SOURCE MATERIAL -
○ ○ ○ ○
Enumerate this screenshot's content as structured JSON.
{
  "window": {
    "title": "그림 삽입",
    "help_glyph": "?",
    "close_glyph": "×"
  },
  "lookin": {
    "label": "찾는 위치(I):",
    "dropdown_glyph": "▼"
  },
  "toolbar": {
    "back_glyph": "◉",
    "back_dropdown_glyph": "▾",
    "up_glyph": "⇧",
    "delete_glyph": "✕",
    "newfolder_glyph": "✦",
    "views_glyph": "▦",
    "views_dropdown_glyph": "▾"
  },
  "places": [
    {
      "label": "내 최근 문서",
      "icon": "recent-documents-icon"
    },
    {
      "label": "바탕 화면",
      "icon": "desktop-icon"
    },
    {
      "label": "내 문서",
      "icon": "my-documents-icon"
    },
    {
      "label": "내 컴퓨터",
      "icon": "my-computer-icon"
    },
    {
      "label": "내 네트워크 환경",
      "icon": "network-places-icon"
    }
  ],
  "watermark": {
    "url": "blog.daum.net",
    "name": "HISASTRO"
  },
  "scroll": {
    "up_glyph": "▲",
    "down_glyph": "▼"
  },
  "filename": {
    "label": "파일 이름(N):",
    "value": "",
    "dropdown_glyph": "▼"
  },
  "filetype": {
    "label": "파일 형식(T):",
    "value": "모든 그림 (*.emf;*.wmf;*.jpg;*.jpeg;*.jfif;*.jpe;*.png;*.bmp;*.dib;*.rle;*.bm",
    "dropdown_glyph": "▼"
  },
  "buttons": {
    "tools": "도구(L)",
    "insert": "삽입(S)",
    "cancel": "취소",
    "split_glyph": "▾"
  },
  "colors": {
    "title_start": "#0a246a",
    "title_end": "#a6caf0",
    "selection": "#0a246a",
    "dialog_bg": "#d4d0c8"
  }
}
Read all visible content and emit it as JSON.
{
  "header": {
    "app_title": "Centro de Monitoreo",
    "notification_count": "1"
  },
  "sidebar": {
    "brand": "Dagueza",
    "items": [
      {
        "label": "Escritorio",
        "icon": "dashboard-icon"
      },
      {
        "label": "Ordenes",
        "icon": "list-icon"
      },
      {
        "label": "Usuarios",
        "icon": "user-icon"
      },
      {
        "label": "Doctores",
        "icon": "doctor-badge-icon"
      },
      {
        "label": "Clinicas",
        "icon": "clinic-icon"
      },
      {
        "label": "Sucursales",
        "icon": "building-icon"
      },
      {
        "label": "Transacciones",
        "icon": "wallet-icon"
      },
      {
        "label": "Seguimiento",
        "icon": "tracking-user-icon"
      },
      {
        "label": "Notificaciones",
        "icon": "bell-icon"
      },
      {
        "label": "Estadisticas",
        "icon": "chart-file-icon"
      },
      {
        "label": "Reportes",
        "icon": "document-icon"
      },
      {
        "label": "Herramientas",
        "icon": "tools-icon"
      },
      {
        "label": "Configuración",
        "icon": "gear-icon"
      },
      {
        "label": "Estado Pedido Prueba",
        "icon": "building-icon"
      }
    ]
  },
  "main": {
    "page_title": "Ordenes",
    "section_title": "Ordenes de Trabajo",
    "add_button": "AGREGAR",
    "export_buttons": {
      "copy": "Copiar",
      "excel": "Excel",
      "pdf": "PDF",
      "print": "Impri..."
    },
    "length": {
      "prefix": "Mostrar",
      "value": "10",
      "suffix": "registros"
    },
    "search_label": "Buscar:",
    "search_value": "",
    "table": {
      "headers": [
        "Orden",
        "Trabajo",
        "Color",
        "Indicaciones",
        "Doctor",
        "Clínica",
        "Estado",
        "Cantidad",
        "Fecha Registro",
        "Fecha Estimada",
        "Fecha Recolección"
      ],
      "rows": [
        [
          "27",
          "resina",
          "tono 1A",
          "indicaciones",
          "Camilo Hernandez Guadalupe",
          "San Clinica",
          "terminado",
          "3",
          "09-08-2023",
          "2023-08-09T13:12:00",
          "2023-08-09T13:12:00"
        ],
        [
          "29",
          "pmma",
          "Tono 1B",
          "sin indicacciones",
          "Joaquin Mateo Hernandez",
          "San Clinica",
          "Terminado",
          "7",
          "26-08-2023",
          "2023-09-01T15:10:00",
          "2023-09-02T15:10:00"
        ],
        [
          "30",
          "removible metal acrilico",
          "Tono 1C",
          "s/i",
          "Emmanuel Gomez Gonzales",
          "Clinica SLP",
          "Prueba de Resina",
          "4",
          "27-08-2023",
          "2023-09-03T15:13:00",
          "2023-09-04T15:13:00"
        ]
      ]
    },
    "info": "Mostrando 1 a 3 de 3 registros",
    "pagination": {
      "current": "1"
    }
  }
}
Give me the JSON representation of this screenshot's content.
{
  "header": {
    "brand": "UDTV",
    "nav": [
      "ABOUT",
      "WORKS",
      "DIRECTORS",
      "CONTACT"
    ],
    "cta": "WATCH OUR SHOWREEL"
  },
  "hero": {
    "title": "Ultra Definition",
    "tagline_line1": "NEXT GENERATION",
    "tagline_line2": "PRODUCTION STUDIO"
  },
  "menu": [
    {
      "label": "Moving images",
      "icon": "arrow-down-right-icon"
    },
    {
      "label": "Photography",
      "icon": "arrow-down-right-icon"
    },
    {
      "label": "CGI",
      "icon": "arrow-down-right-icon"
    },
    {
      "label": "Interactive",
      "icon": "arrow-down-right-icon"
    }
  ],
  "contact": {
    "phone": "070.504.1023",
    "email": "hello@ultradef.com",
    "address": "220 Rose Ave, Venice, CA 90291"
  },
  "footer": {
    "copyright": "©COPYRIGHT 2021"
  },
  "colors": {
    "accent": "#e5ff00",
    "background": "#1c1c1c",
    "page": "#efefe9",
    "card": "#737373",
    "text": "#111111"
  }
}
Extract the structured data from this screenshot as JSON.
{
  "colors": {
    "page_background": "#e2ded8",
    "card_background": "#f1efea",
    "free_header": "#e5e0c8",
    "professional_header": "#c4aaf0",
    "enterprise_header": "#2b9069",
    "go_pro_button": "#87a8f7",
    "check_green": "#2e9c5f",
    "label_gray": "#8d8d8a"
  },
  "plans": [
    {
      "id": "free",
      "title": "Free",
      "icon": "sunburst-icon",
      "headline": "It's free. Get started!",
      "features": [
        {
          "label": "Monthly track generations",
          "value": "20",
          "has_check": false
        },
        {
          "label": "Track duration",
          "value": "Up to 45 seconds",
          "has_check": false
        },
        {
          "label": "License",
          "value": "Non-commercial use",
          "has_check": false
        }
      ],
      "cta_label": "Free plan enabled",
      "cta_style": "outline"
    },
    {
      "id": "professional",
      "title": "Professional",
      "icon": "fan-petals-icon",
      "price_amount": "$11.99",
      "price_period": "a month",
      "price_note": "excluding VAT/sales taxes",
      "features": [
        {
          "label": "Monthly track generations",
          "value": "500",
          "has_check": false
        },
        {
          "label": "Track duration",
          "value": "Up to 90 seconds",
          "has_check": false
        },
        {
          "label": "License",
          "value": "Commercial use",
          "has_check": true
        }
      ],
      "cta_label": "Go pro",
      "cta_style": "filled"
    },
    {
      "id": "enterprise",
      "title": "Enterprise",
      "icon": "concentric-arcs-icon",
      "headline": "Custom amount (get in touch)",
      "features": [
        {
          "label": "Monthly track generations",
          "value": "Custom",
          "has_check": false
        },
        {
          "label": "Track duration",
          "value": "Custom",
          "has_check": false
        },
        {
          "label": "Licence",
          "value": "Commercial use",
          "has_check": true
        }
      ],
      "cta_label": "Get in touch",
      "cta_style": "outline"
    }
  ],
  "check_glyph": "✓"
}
○ ○ ○ ○
DIRECTIONS -
Please repeat the listing above in full and exactly.

TASK OUTPUT -
Enumerate this screenshot's content as structured JSON.
{
  "window": {
    "title": "그림 삽입",
    "help_glyph": "?",
    "close_glyph": "×"
  },
  "lookin": {
    "label": "찾는 위치(I):",
    "dropdown_glyph": "▼"
  },
  "toolbar": {
    "back_glyph": "◉",
    "back_dropdown_glyph": "▾",
    "up_glyph": "⇧",
    "delete_glyph": "✕",
    "newfolder_glyph": "✦",
    "views_glyph": "▦",
    "views_dropdown_glyph": "▾"
  },
  "places": [
    {
      "label": "내 최근 문서",
      "icon": "recent-documents-icon"
    },
    {
      "label": "바탕 화면",
      "icon": "desktop-icon"
    },
    {
      "label": "내 문서",
      "icon": "my-documents-icon"
    },
    {
      "label": "내 컴퓨터",
      "icon": "my-computer-icon"
    },
    {
      "label": "내 네트워크 환경",
      "icon": "network-places-icon"
    }
  ],
  "watermark": {
    "url": "blog.daum.net",
    "name": "HISASTRO"
  },
  "scroll": {
    "up_glyph": "▲",
    "down_glyph": "▼"
  },
  "filename": {
    "label": "파일 이름(N):",
    "value": "",
    "dropdown_glyph": "▼"
  },
  "filetype": {
    "label": "파일 형식(T):",
    "value": "모든 그림 (*.emf;*.wmf;*.jpg;*.jpeg;*.jfif;*.jpe;*.png;*.bmp;*.dib;*.rle;*.bm",
    "dropdown_glyph": "▼"
  },
  "buttons": {
    "tools": "도구(L)",
    "insert": "삽입(S)",
    "cancel": "취소",
    "split_glyph": "▾"
  },
  "colors": {
    "title_start": "#0a246a",
    "title_end": "#a6caf0",
    "selection": "#0a246a",
    "dialog_bg": "#d4d0c8"
  }
}
Read all visible content and emit it as JSON.
{
  "header": {
    "app_title": "Centro de Monitoreo",
    "notification_count": "1"
  },
  "sidebar": {
    "brand": "Dagueza",
    "items": [
      {
        "label": "Escritorio",
        "icon": "dashboard-icon"
      },
      {
        "label": "Ordenes",
        "icon": "list-icon"
      },
      {
        "label": "Usuarios",
        "icon": "user-icon"
      },
      {
        "label": "Doctores",
        "icon": "doctor-badge-icon"
      },
      {
        "label": "Clinicas",
        "icon": "clinic-icon"
      },
      {
        "label": "Sucursales",
        "icon": "building-icon"
      },
      {
        "label": "Transacciones",
        "icon": "wallet-icon"
      },
      {
        "label": "Seguimiento",
        "icon": "tracking-user-icon"
      },
      {
        "label": "Notificaciones",
        "icon": "bell-icon"
      },
      {
        "label": "Estadisticas",
        "icon": "chart-file-icon"
      },
      {
        "label": "Reportes",
        "icon": "document-icon"
      },
      {
        "label": "Herramientas",
        "icon": "tools-icon"
      },
      {
        "label": "Configuración",
        "icon": "gear-icon"
      },
      {
        "label": "Estado Pedido Prueba",
        "icon": "building-icon"
      }
    ]
  },
  "main": {
    "page_title": "Ordenes",
    "section_title": "Ordenes de Trabajo",
    "add_button": "AGREGAR",
    "export_buttons": {
      "copy": "Copiar",
      "excel": "Excel",
      "pdf": "PDF",
      "print": "Impri..."
    },
    "length": {
      "prefix": "Mostrar",
      "value": "10",
      "suffix": "registros"
    },
    "search_label": "Buscar:",
    "search_value": "",
    "table": {
      "headers": [
        "Orden",
        "Trabajo",
        "Color",
        "Indicaciones",
        "Doctor",
        "Clínica",
        "Estado",
        "Cantidad",
        "Fecha Registro",
        "Fecha Estimada",
        "Fecha Recolección"
      ],
      "rows": [
        [
          "27",
          "resina",
          "tono 1A",
          "indicaciones",
          "Camilo Hernandez Guadalupe",
          "San Clinica",
          "terminado",
          "3",
          "09-08-2023",
          "2023-08-09T13:12:00",
          "2023-08-09T13:12:00"
        ],
        [
          "29",
          "pmma",
          "Tono 1B",
          "sin indicacciones",
          "Joaquin Mateo Hernandez",
          "San Clinica",
          "Terminado",
          "7",
          "26-08-2023",
          "2023-09-01T15:10:00",
          "2023-09-02T15:10:00"
        ],
        [
          "30",
          "removible metal acrilico",
          "Tono 1C",
          "s/i",
          "Emmanuel Gomez Gonzales",
          "Clinica SLP",
          "Prueba de Resina",
          "4",
          "27-08-2023",
          "2023-09-03T15:13:00",
          "2023-09-04T15:13:00"
        ]
      ]
    },
    "info": "Mostrando 1 a 3 de 3 registros",
    "pagination": {
      "current": "1"
    }
  }
}
Give me the JSON representation of this screenshot's content.
{
  "header": {
    "brand": "UDTV",
    "nav": [
      "ABOUT",
      "WORKS",
      "DIRECTORS",
      "CONTACT"
    ],
    "cta": "WATCH OUR SHOWREEL"
  },
  "hero": {
    "title": "Ultra Definition",
    "tagline_line1": "NEXT GENERATION",
    "tagline_line2": "PRODUCTION STUDIO"
  },
  "menu": [
    {
      "label": "Moving images",
      "icon": "arrow-down-right-icon"
    },
    {
      "label": "Photography",
      "icon": "arrow-down-right-icon"
    },
    {
      "label": "CGI",
      "icon": "arrow-down-right-icon"
    },
    {
      "label": "Interactive",
      "icon": "arrow-down-right-icon"
    }
  ],
  "contact": {
    "phone": "070.504.1023",
    "email": "hello@ultradef.com",
    "address": "220 Rose Ave, Venice, CA 90291"
  },
  "footer": {
    "copyright": "©COPYRIGHT 2021"
  },
  "colors": {
    "accent": "#e5ff00",
    "background": "#1c1c1c",
    "page": "#efefe9",
    "card": "#737373",
    "text": "#111111"
  }
}
Extract the structured data from this screenshot as JSON.
{
  "colors": {
    "page_background": "#e2ded8",
    "card_background": "#f1efea",
    "free_header": "#e5e0c8",
    "professional_header": "#c4aaf0",
    "enterprise_header": "#2b9069",
    "go_pro_button": "#87a8f7",
    "check_green": "#2e9c5f",
    "label_gray": "#8d8d8a"
  },
  "plans": [
    {
      "id": "free",
      "title": "Free",
      "icon": "sunburst-icon",
      "headline": "It's free. Get started!",
      "features": [
        {
          "label": "Monthly track generations",
          "value": "20",
          "has_check": false
        },
        {
          "label": "Track duration",
          "value": "Up to 45 seconds",
          "has_check": false
        },
        {
          "label": "License",
          "value": "Non-commercial use",
          "has_check": false
        }
      ],
      "cta_label": "Free plan enabled",
      "cta_style": "outline"
    },
    {
      "id": "professional",
      "title": "Professional",
      "icon": "fan-petals-icon",
      "price_amount": "$11.99",
      "price_period": "a month",
      "price_note": "excluding VAT/sales taxes",
      "features": [
        {
          "label": "Monthly track generations",
          "value": "500",
          "has_check": false
        },
        {
          "label": "Track duration",
          "value": "Up to 90 seconds",
          "has_check": false
        },
        {
          "label": "License",
          "value": "Commercial use",
          "has_check": true
        }
      ],
      "cta_label": "Go pro",
      "cta_style": "filled"
    },
    {
      "id": "enterprise",
      "title": "Enterprise",
      "icon": "concentric-arcs-icon",
      "headline": "Custom amount (get in touch)",
      "features": [
        {
          "label": "Monthly track generations",
          "value": "Custom",
          "has_check": false
        },
        {
          "label": "Track duration",
          "value": "Custom",
          "has_check": false
        },
        {
          "label": "Licence",
          "value": "Commercial use",
          "has_check": true
        }
      ],
      "cta_label": "Get in touch",
      "cta_style": "outline"
    }
  ],
  "check_glyph": "✓"
}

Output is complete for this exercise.